Extracted data entries:
________________________________________

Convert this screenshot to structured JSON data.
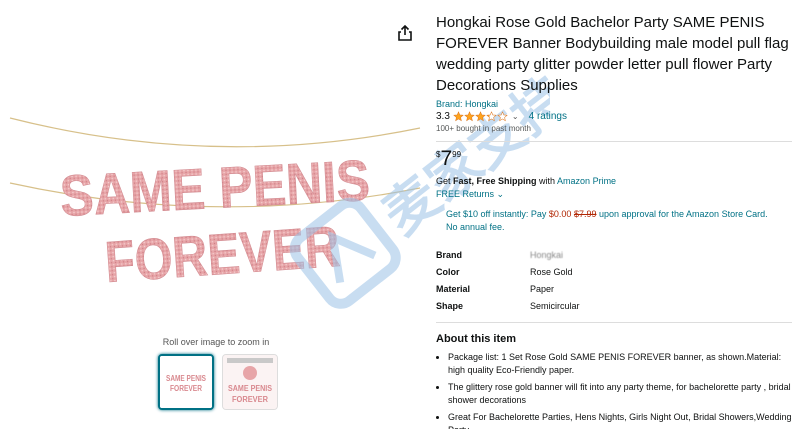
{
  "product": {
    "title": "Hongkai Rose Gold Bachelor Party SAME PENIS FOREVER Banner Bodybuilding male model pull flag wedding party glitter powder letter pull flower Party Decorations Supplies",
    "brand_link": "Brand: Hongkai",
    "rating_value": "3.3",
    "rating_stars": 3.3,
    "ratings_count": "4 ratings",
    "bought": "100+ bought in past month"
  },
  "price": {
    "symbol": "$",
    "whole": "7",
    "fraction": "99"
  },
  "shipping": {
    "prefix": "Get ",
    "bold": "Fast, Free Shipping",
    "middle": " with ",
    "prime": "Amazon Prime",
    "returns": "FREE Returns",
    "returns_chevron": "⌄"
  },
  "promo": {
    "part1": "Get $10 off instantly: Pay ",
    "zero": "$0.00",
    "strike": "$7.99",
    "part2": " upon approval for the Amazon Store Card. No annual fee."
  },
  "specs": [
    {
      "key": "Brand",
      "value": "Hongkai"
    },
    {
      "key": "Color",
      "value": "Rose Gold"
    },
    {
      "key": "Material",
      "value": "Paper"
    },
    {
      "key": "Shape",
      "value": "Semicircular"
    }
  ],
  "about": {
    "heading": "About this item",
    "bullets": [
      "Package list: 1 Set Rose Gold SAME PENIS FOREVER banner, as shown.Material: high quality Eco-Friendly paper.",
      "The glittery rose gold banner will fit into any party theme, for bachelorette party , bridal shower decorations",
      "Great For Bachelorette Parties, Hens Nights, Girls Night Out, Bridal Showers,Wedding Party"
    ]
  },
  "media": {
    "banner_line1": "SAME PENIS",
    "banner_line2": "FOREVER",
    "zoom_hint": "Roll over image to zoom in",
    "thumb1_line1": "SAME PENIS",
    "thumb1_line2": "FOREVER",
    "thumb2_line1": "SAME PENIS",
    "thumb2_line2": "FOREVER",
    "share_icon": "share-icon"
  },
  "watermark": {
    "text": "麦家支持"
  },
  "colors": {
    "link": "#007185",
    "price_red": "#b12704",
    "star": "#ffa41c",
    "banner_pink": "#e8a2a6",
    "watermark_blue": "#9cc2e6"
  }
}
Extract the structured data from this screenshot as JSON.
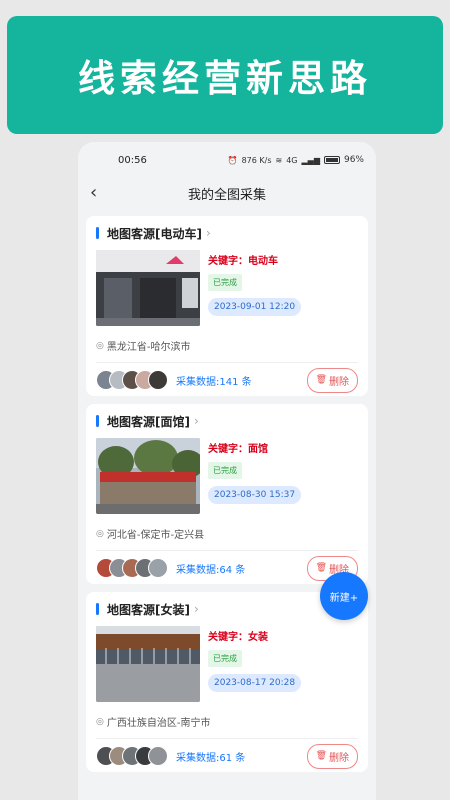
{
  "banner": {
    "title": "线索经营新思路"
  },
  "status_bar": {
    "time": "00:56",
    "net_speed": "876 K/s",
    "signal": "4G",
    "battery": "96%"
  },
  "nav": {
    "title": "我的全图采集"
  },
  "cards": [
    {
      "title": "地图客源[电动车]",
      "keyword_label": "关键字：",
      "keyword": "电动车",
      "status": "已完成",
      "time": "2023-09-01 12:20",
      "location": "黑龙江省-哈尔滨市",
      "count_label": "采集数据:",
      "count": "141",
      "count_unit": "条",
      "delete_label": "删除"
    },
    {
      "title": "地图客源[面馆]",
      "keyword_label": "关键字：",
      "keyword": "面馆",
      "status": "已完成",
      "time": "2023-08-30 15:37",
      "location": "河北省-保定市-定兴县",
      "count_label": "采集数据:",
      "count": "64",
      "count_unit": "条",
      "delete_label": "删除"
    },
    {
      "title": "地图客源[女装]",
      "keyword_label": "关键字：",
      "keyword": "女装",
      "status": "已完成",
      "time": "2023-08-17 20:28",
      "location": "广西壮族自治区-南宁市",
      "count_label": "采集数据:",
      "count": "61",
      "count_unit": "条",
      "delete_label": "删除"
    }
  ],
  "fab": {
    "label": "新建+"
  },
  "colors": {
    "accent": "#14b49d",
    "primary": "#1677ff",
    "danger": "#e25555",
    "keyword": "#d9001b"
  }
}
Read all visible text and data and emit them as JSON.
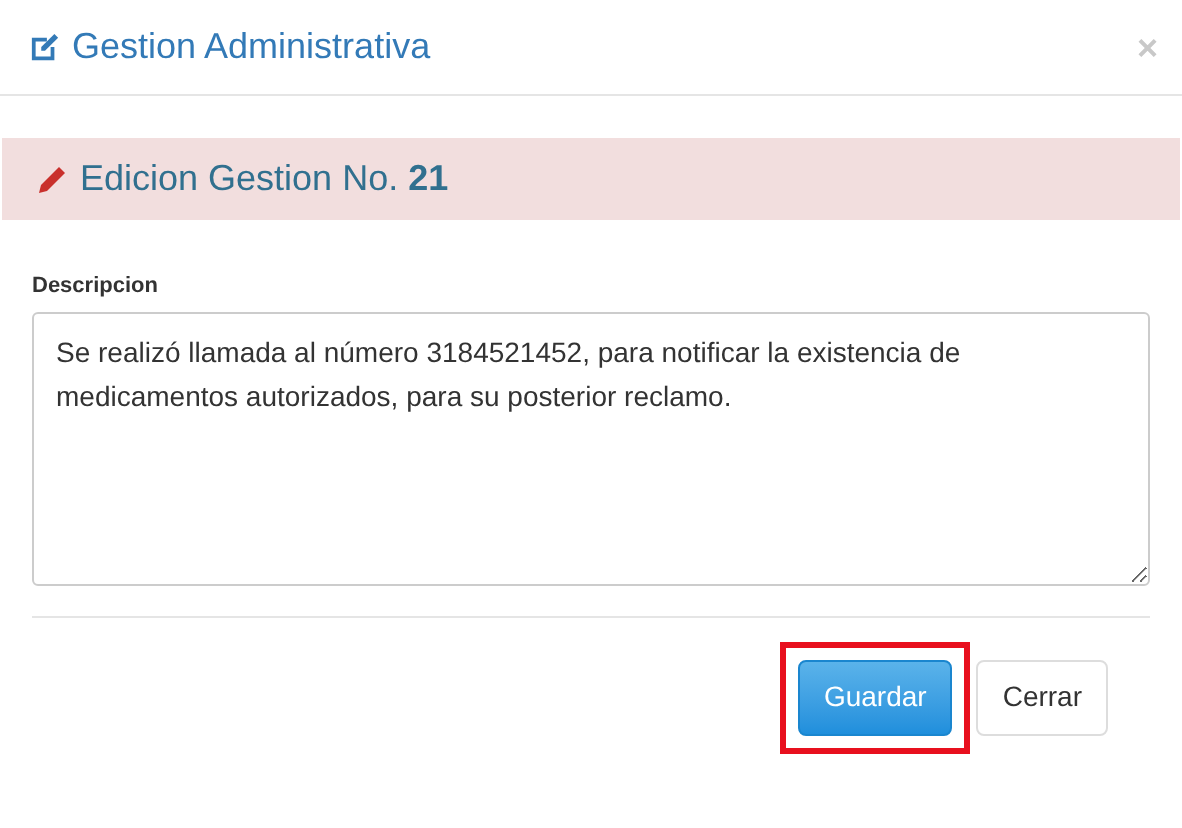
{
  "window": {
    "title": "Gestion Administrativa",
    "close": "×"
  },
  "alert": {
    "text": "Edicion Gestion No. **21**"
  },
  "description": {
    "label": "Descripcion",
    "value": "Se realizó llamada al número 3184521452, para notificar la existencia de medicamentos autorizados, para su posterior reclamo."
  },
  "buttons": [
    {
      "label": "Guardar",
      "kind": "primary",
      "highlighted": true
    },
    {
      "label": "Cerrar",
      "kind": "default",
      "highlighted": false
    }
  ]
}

________________________________________

All of the lines above should be printed exactly, minus the pictures.

Convert this screenshot to structured JSON data.
{
  "product": {
    "title": "Hongkai Rose Gold Bachelor Party SAME PENIS FOREVER Banner Bodybuilding male model pull flag wedding party glitter powder letter pull flower Party Decorations Supplies",
    "brand_link": "Brand: Hongkai",
    "rating_value": "3.3",
    "rating_stars": 3.3,
    "ratings_count": "4 ratings",
    "bought": "100+ bought in past month"
  },
  "price": {
    "symbol": "$",
    "whole": "7",
    "fraction": "99"
  },
  "shipping": {
    "prefix": "Get ",
    "bold": "Fast, Free Shipping",
    "middle": " with ",
    "prime": "Amazon Prime",
    "returns": "FREE Returns",
    "returns_chevron": "⌄"
  },
  "promo": {
    "part1": "Get $10 off instantly: Pay ",
    "zero": "$0.00",
    "strike": "$7.99",
    "part2": " upon approval for the Amazon Store Card. No annual fee."
  },
  "specs": [
    {
      "key": "Brand",
      "value": "Hongkai"
    },
    {
      "key": "Color",
      "value": "Rose Gold"
    },
    {
      "key": "Material",
      "value": "Paper"
    },
    {
      "key": "Shape",
      "value": "Semicircular"
    }
  ],
  "about": {
    "heading": "About this item",
    "bullets": [
      "Package list: 1 Set Rose Gold SAME PENIS FOREVER banner, as shown.Material: high quality Eco-Friendly paper.",
      "The glittery rose gold banner will fit into any party theme, for bachelorette party , bridal shower decorations",
      "Great For Bachelorette Parties, Hens Nights, Girls Night Out, Bridal Showers,Wedding Party"
    ]
  },
  "media": {
    "banner_line1": "SAME PENIS",
    "banner_line2": "FOREVER",
    "zoom_hint": "Roll over image to zoom in",
    "thumb1_line1": "SAME PENIS",
    "thumb1_line2": "FOREVER",
    "thumb2_line1": "SAME PENIS",
    "thumb2_line2": "FOREVER",
    "share_icon": "share-icon"
  },
  "watermark": {
    "text": "麦家支持"
  },
  "colors": {
    "link": "#007185",
    "price_red": "#b12704",
    "star": "#ffa41c",
    "banner_pink": "#e8a2a6",
    "watermark_blue": "#9cc2e6"
  }
}
Extract the structured data from this screenshot as JSON.
{
  "banner": {
    "title": "线索经营新思路"
  },
  "status_bar": {
    "time": "00:56",
    "net_speed": "876 K/s",
    "signal": "4G",
    "battery": "96%"
  },
  "nav": {
    "title": "我的全图采集"
  },
  "cards": [
    {
      "title": "地图客源[电动车]",
      "keyword_label": "关键字：",
      "keyword": "电动车",
      "status": "已完成",
      "time": "2023-09-01 12:20",
      "location": "黑龙江省-哈尔滨市",
      "count_label": "采集数据:",
      "count": "141",
      "count_unit": "条",
      "delete_label": "删除"
    },
    {
      "title": "地图客源[面馆]",
      "keyword_label": "关键字：",
      "keyword": "面馆",
      "status": "已完成",
      "time": "2023-08-30 15:37",
      "location": "河北省-保定市-定兴县",
      "count_label": "采集数据:",
      "count": "64",
      "count_unit": "条",
      "delete_label": "删除"
    },
    {
      "title": "地图客源[女装]",
      "keyword_label": "关键字：",
      "keyword": "女装",
      "status": "已完成",
      "time": "2023-08-17 20:28",
      "location": "广西壮族自治区-南宁市",
      "count_label": "采集数据:",
      "count": "61",
      "count_unit": "条",
      "delete_label": "删除"
    }
  ],
  "fab": {
    "label": "新建+"
  },
  "colors": {
    "accent": "#14b49d",
    "primary": "#1677ff",
    "danger": "#e25555",
    "keyword": "#d9001b"
  }
}
Read all visible text and data and emit them as JSON.
{
  "window": {
    "title": "Gestion Administrativa",
    "close": "×"
  },
  "alert": {
    "text": "Edicion Gestion No. **21**"
  },
  "description": {
    "label": "Descripcion",
    "value": "Se realizó llamada al número 3184521452, para notificar la existencia de medicamentos autorizados, para su posterior reclamo."
  },
  "buttons": [
    {
      "label": "Guardar",
      "kind": "primary",
      "highlighted": true
    },
    {
      "label": "Cerrar",
      "kind": "default",
      "highlighted": false
    }
  ]
}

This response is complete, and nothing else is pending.